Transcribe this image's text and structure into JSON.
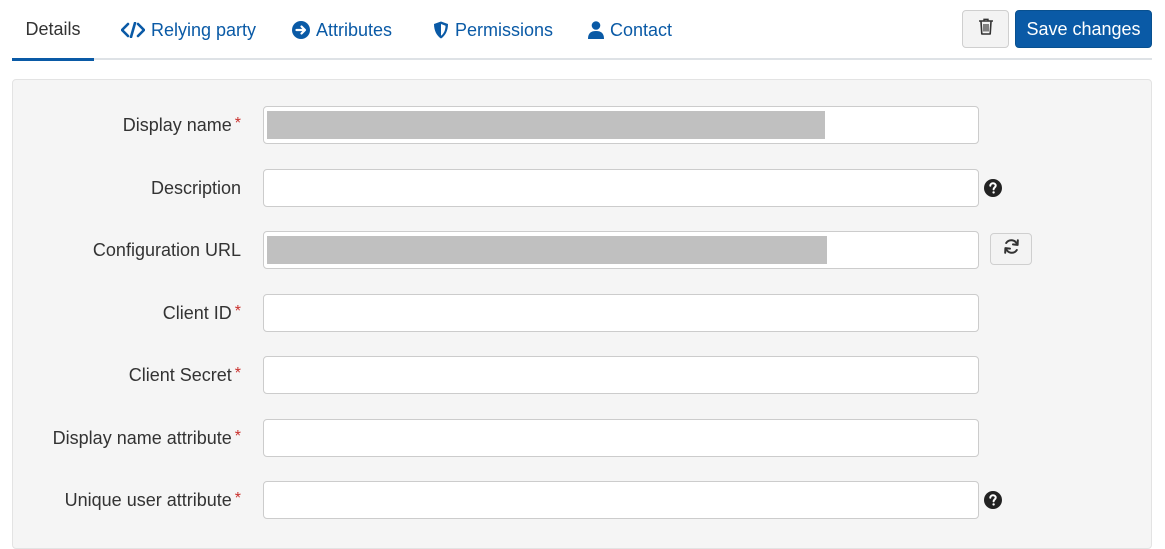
{
  "tabs": [
    {
      "label": "Details",
      "icon": "",
      "active": true
    },
    {
      "label": "Relying party",
      "icon": "code-icon",
      "active": false
    },
    {
      "label": "Attributes",
      "icon": "arrow-circle-right-icon",
      "active": false
    },
    {
      "label": "Permissions",
      "icon": "shield-icon",
      "active": false
    },
    {
      "label": "Contact",
      "icon": "user-icon",
      "active": false
    }
  ],
  "actions": {
    "delete_icon": "trash-icon",
    "save_label": "Save changes"
  },
  "form": {
    "required_mark": "*",
    "fields": [
      {
        "label": "Display name",
        "required": true,
        "value": "",
        "redacted": true
      },
      {
        "label": "Description",
        "required": false,
        "value": "",
        "help": true
      },
      {
        "label": "Configuration URL",
        "required": false,
        "value": "",
        "redacted": true,
        "refresh": true
      },
      {
        "label": "Client ID",
        "required": true,
        "value": ""
      },
      {
        "label": "Client Secret",
        "required": true,
        "value": ""
      },
      {
        "label": "Display name attribute",
        "required": true,
        "value": ""
      },
      {
        "label": "Unique user attribute",
        "required": true,
        "value": "",
        "help": true
      }
    ]
  },
  "colors": {
    "accent": "#0a5aa6",
    "required": "#c9302c",
    "panel_bg": "#f5f5f5"
  }
}
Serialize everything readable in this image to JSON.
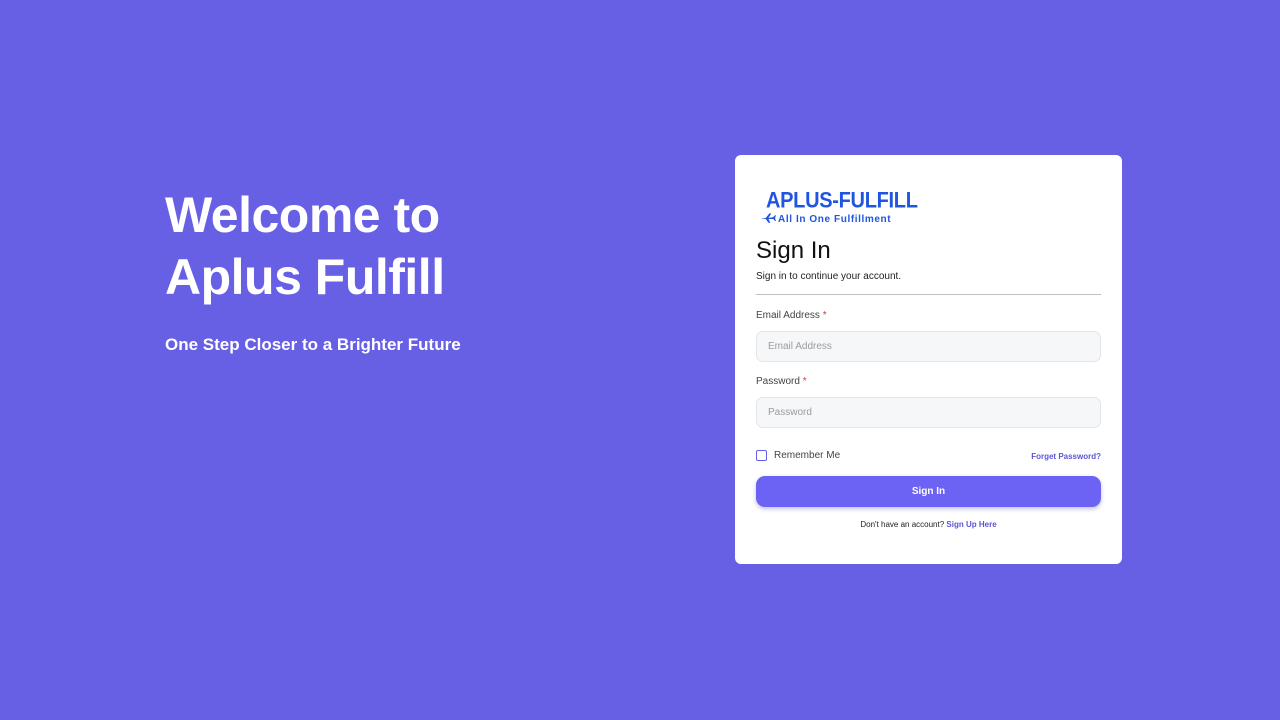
{
  "hero": {
    "title_line1": "Welcome to",
    "title_line2": "Aplus Fulfill",
    "subtitle": "One Step Closer to a Brighter Future"
  },
  "logo": {
    "wordmark": "APLUS-FULFILL",
    "tagline": "All  In One Fulfillment"
  },
  "signin": {
    "title": "Sign In",
    "subtitle": "Sign in to continue your account.",
    "email_label": "Email Address",
    "email_placeholder": "Email Address",
    "password_label": "Password",
    "password_placeholder": "Password",
    "required_mark": "*",
    "remember_label": "Remember Me",
    "forgot_label": "Forget Password?",
    "button_label": "Sign In",
    "signup_prompt": "Don't have an account?",
    "signup_link": "Sign Up Here"
  },
  "colors": {
    "background": "#675fe4",
    "button": "#6c63f5",
    "brand_blue": "#1f55e0",
    "link": "#5a55d6",
    "required": "#e3342f"
  }
}
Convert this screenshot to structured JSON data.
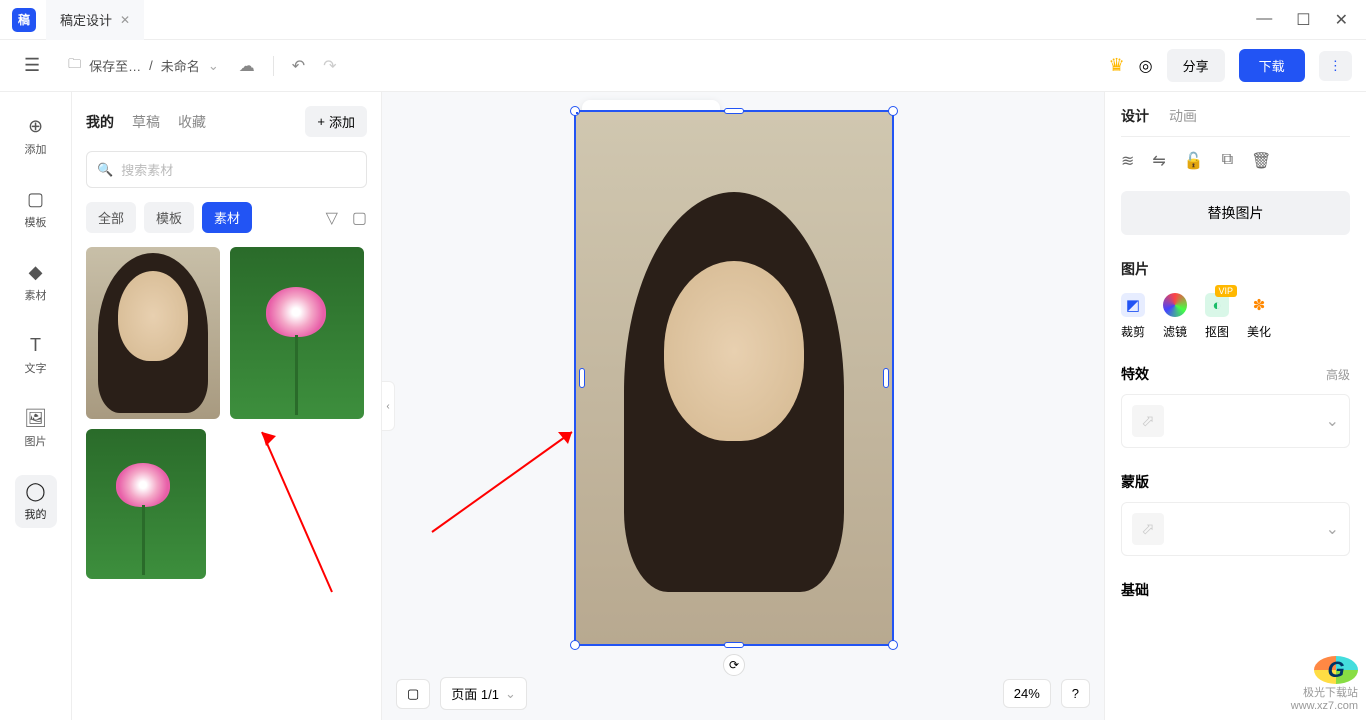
{
  "titlebar": {
    "logo": "稿",
    "tab": "稿定设计"
  },
  "toolbar": {
    "save_label": "保存至…",
    "filename": "未命名",
    "share": "分享",
    "download": "下载"
  },
  "nav": {
    "items": [
      {
        "icon": "⊕",
        "label": "添加"
      },
      {
        "icon": "▢",
        "label": "模板"
      },
      {
        "icon": "◆",
        "label": "素材"
      },
      {
        "icon": "T",
        "label": "文字"
      },
      {
        "icon": "🖼",
        "label": "图片"
      },
      {
        "icon": "◯",
        "label": "我的"
      }
    ]
  },
  "asset": {
    "tabs": [
      "我的",
      "草稿",
      "收藏"
    ],
    "add": "添加",
    "search_placeholder": "搜索素材",
    "filters": [
      "全部",
      "模板",
      "素材"
    ]
  },
  "canvas": {
    "page_label": "页面 1/1",
    "zoom": "24%"
  },
  "right": {
    "tabs": [
      "设计",
      "动画"
    ],
    "replace": "替换图片",
    "section_image": "图片",
    "tools": [
      {
        "label": "裁剪",
        "color": "#2254f4",
        "glyph": "◩"
      },
      {
        "label": "滤镜",
        "color": "#ff4d4d",
        "glyph": "●"
      },
      {
        "label": "抠图",
        "color": "#1abc68",
        "glyph": "◐",
        "vip": "VIP"
      },
      {
        "label": "美化",
        "color": "#ff8800",
        "glyph": "✽"
      }
    ],
    "section_fx": "特效",
    "advanced": "高级",
    "section_mask": "蒙版",
    "section_basic": "基础"
  },
  "watermark": {
    "site": "极光下载站",
    "url": "www.xz7.com"
  }
}
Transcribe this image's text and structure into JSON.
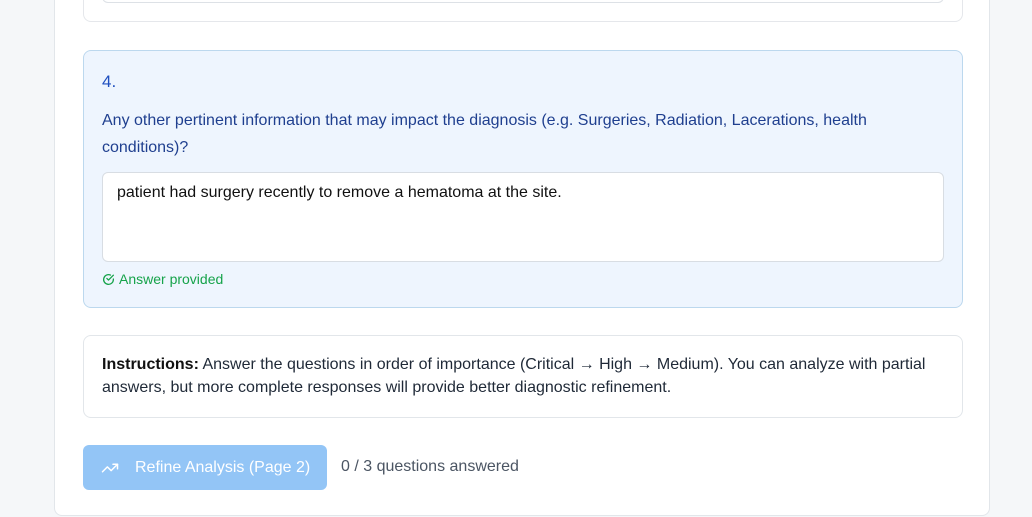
{
  "question": {
    "number": "4.",
    "text": "Any other pertinent information that may impact the diagnosis (e.g. Surgeries, Radiation, Lacerations, health conditions)?",
    "answer_value": "patient had surgery recently to remove a hematoma at the site.",
    "status": "Answer provided"
  },
  "instructions": {
    "label": "Instructions:",
    "text": " Answer the questions in order of importance (Critical → High → Medium). You can analyze with partial answers, but more complete responses will provide better diagnostic refinement."
  },
  "actions": {
    "refine_label": "Refine Analysis (Page 2)",
    "progress_text": "0 / 3 questions answered"
  },
  "icons": {
    "status": "check-circle-icon",
    "refine": "trending-up-icon"
  },
  "colors": {
    "accent": "#1f4fbf",
    "success": "#16a34a",
    "button_disabled": "#93c5f6",
    "question_bg": "#eef5fe"
  }
}
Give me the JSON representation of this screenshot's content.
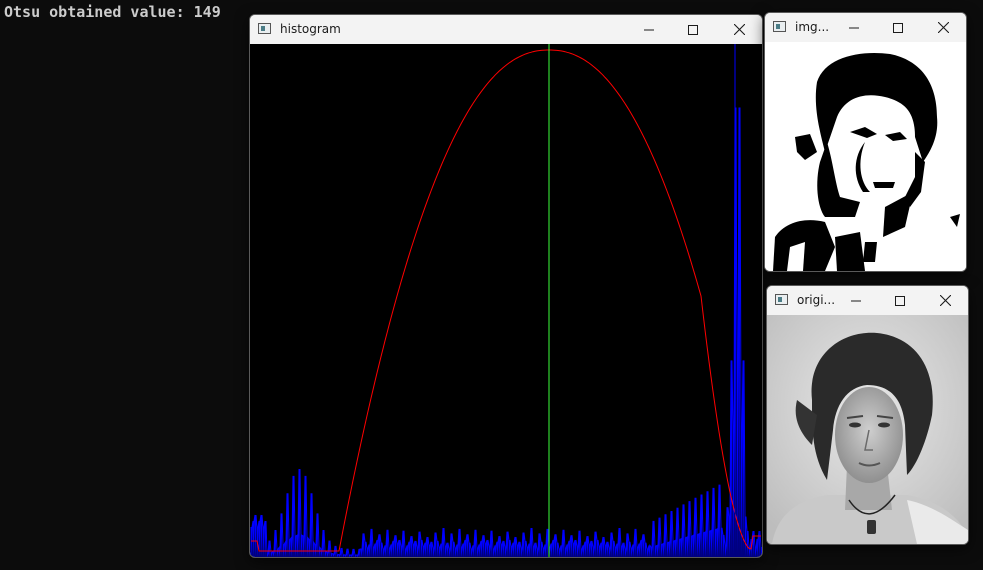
{
  "console": {
    "text": "Otsu obtained value: 149"
  },
  "windows": {
    "histogram": {
      "title": "histogram"
    },
    "img": {
      "title": "img..."
    },
    "original": {
      "title": "origi..."
    }
  },
  "caption_icons": {
    "minimize": "minimize-icon",
    "maximize": "maximize-icon",
    "close": "close-icon"
  },
  "chart_data": {
    "type": "line",
    "threshold": 149,
    "xlim": [
      0,
      255
    ],
    "series": [
      {
        "color": "#ff0000"
      },
      {
        "color": "#0000ff"
      }
    ],
    "threshold_color": "#3cff3c"
  }
}
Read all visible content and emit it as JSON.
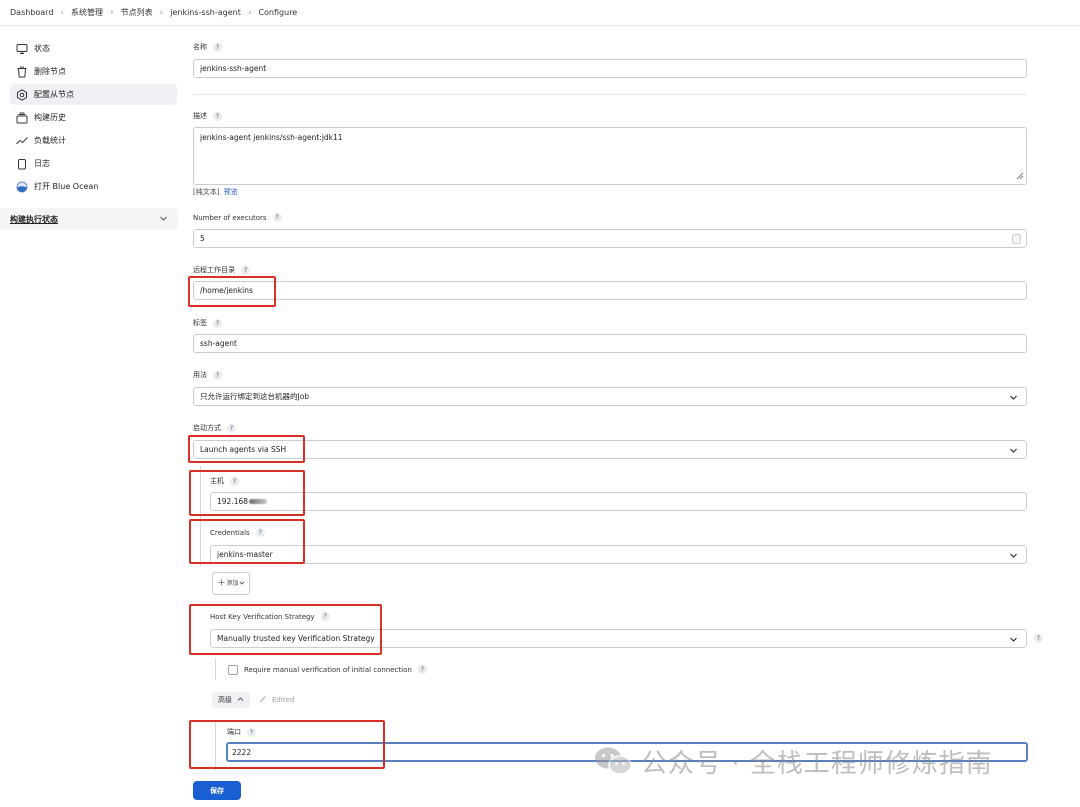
{
  "breadcrumb": [
    "Dashboard",
    "系统管理",
    "节点列表",
    "jenkins-ssh-agent",
    "Configure"
  ],
  "sidebar": {
    "items": [
      {
        "label": "状态",
        "icon": "monitor-icon"
      },
      {
        "label": "删除节点",
        "icon": "trash-icon"
      },
      {
        "label": "配置从节点",
        "icon": "gear-icon"
      },
      {
        "label": "构建历史",
        "icon": "history-icon"
      },
      {
        "label": "负载统计",
        "icon": "trend-icon"
      },
      {
        "label": "日志",
        "icon": "clipboard-icon"
      },
      {
        "label": "打开 Blue Ocean",
        "icon": "blue-ocean-icon"
      }
    ],
    "active_index": 2,
    "executor_panel": {
      "label": "构建执行状态"
    }
  },
  "form": {
    "name": {
      "label": "名称",
      "value": "jenkins-ssh-agent"
    },
    "description": {
      "label": "描述",
      "value": "jenkins-agent  jenkins/ssh-agent:jdk11",
      "plain_text": "[纯文本]",
      "preview": "预览"
    },
    "executors": {
      "label": "Number of executors",
      "value": "5"
    },
    "remote_dir": {
      "label": "远程工作目录",
      "value": "/home/jenkins"
    },
    "labels": {
      "label": "标签",
      "value": "ssh-agent"
    },
    "usage": {
      "label": "用法",
      "value": "只允许运行绑定到这台机器的Job"
    },
    "launch": {
      "label": "启动方式",
      "value": "Launch agents via SSH"
    },
    "host": {
      "label": "主机",
      "value": "192.168"
    },
    "credentials": {
      "label": "Credentials",
      "value": "jenkins-master"
    },
    "add_button": {
      "label": "添加"
    },
    "host_key": {
      "label": "Host Key Verification Strategy",
      "value": "Manually trusted key Verification Strategy"
    },
    "require_manual": {
      "label": "Require manual verification of initial connection"
    },
    "advanced": {
      "label": "高级",
      "edited": "Edited"
    },
    "port": {
      "label": "端口",
      "value": "2222"
    },
    "save": {
      "label": "保存"
    },
    "help": "?"
  },
  "watermark": {
    "text": "公众号 · 全栈工程师修炼指南"
  }
}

_PROBLEM TO SOLVE_
Work out how many lines in the records above contain the word "subtitle", and reply with that number alone.

_RESULT OF THIS EXERCISE_
2